■ **INSTRUCTIONS FOR THE TASK**: Gather every line holding the string "image".

(Dataset items)
________

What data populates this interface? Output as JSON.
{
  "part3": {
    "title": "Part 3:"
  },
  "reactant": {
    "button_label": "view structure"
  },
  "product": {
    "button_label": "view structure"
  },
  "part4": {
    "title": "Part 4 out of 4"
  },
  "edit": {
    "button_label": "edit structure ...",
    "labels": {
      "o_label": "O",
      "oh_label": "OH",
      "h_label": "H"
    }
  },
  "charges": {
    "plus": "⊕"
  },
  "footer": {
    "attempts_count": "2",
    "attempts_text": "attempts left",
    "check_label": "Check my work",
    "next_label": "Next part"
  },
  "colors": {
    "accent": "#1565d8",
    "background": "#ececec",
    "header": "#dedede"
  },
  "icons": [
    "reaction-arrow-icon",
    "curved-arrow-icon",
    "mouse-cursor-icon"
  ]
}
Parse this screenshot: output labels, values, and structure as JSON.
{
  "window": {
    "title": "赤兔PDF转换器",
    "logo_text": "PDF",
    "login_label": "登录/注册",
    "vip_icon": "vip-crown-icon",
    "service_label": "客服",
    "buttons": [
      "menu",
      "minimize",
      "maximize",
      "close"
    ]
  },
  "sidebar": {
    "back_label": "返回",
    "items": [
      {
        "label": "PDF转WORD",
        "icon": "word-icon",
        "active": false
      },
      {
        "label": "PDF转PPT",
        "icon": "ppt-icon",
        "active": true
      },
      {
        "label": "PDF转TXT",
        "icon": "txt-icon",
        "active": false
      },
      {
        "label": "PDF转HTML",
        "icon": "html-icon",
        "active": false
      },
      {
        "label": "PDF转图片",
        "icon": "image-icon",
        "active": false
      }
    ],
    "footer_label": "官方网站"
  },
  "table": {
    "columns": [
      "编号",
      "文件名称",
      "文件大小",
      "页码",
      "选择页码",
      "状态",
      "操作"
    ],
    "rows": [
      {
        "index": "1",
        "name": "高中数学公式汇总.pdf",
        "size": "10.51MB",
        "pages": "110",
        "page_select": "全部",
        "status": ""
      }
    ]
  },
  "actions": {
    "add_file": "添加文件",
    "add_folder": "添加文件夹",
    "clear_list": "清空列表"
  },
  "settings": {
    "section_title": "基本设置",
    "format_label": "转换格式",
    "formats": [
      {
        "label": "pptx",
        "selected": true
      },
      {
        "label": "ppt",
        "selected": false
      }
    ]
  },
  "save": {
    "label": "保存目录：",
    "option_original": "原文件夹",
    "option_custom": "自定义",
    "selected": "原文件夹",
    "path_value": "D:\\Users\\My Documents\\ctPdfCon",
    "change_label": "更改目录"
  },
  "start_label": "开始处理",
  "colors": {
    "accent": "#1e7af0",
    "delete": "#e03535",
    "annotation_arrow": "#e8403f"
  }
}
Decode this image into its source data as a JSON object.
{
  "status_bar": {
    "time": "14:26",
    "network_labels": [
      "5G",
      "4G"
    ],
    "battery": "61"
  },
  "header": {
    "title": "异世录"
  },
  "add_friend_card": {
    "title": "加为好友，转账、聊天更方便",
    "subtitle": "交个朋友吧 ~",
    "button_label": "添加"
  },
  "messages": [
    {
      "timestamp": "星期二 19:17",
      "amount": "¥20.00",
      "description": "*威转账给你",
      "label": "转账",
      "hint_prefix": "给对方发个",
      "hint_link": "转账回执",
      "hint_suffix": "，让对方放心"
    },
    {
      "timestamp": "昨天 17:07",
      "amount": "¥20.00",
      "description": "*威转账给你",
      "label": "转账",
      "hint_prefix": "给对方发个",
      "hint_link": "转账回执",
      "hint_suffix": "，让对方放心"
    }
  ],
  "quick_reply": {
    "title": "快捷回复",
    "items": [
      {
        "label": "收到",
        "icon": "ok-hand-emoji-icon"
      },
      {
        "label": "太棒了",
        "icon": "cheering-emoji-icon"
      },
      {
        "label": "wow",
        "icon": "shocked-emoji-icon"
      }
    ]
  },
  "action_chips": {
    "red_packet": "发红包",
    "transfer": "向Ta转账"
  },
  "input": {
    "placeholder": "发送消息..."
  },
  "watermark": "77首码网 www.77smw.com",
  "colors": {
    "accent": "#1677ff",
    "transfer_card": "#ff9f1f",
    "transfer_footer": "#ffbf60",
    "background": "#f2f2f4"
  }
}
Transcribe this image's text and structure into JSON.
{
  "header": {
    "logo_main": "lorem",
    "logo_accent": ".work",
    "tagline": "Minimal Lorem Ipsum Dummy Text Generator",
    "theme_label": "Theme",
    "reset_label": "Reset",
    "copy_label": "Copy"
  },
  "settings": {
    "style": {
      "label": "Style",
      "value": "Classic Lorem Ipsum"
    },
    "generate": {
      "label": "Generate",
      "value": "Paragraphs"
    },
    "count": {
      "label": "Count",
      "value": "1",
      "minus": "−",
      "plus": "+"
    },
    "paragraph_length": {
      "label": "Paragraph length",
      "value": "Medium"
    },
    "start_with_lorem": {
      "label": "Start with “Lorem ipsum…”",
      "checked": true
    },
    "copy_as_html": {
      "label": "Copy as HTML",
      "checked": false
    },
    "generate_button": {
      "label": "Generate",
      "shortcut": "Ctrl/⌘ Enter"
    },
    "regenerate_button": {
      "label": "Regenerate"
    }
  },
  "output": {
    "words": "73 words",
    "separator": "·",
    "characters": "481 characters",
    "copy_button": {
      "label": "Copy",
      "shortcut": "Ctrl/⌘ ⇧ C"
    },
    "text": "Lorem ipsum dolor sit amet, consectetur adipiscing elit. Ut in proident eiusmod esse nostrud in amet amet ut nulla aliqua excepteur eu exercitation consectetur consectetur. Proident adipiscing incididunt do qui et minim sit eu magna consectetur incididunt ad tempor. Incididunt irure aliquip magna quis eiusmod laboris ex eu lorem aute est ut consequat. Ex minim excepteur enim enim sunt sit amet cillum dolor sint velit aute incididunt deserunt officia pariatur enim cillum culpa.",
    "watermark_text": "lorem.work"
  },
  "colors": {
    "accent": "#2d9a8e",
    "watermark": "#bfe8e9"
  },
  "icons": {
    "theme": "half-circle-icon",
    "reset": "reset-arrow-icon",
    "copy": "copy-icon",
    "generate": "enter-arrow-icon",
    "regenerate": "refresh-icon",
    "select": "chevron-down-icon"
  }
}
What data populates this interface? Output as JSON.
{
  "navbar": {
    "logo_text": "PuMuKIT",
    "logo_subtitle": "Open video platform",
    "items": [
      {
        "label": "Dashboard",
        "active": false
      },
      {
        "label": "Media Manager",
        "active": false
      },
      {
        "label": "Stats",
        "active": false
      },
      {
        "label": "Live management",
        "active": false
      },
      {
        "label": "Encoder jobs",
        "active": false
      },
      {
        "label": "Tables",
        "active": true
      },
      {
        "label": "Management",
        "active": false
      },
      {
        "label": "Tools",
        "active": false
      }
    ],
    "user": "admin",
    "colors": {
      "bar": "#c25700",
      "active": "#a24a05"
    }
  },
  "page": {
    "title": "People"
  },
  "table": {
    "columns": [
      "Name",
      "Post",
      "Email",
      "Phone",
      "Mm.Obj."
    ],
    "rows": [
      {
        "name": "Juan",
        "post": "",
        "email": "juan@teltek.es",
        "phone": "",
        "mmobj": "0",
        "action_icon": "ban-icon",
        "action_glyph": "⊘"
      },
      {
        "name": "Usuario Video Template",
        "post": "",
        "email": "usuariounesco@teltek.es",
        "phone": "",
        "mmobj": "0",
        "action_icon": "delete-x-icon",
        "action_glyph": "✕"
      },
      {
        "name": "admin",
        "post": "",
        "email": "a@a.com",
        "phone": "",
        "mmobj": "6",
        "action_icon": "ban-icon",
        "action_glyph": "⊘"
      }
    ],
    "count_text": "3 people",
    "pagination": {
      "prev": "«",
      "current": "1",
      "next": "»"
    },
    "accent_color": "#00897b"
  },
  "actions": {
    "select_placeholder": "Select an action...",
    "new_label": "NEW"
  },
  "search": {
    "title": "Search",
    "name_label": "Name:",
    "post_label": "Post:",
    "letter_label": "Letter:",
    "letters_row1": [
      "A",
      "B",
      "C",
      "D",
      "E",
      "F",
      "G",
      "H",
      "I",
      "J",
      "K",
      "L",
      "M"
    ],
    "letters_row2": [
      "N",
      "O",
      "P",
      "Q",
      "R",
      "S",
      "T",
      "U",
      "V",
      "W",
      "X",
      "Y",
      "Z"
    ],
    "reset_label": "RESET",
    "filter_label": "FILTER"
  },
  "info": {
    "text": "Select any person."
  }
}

________

■ **RESULT OF THE EXERCISE**:
        "icon": "image-icon",
Decode this image into its source data as a JSON object.
Transcribe this image's text and structure into JSON.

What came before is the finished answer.